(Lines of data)
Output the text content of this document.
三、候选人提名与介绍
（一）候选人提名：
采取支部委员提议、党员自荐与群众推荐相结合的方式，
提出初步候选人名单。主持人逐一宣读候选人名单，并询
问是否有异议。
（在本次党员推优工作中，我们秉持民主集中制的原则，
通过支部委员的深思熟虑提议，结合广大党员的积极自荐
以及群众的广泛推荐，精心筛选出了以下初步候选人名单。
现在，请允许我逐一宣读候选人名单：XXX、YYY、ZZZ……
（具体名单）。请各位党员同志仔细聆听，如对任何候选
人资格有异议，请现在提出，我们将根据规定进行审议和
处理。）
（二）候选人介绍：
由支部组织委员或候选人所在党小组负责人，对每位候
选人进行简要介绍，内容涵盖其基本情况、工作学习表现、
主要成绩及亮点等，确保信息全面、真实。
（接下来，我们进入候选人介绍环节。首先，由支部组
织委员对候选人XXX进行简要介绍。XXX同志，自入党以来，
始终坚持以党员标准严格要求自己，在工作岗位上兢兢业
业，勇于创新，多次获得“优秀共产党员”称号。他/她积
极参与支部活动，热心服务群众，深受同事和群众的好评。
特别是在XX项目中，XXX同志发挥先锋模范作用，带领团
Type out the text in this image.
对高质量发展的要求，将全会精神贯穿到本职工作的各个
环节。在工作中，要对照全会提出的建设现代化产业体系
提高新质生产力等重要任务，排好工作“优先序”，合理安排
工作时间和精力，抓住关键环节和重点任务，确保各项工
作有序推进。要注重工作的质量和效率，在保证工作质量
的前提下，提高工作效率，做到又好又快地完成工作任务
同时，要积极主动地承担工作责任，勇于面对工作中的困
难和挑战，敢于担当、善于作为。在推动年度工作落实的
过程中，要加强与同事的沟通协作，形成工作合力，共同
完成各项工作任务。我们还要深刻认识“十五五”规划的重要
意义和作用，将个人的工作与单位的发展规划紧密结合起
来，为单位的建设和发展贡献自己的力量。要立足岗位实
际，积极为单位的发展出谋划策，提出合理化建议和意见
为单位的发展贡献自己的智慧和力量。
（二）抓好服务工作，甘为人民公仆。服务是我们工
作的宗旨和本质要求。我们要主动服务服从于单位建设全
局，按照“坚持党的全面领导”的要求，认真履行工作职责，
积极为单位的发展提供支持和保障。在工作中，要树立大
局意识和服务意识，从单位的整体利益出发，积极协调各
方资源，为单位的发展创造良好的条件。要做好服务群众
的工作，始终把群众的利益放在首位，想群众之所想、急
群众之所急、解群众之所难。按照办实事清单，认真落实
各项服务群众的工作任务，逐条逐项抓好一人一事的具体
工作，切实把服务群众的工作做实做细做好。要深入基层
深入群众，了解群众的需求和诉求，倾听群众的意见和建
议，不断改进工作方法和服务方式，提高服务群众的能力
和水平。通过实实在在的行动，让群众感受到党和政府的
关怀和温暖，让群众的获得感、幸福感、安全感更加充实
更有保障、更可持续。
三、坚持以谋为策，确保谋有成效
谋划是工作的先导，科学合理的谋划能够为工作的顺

PROBLEM REQUIREMENTS:
Look above for every line with the word "this" and copy it.

ANSWER BELOW:
Output the text content of this document.
Type out the text in this image.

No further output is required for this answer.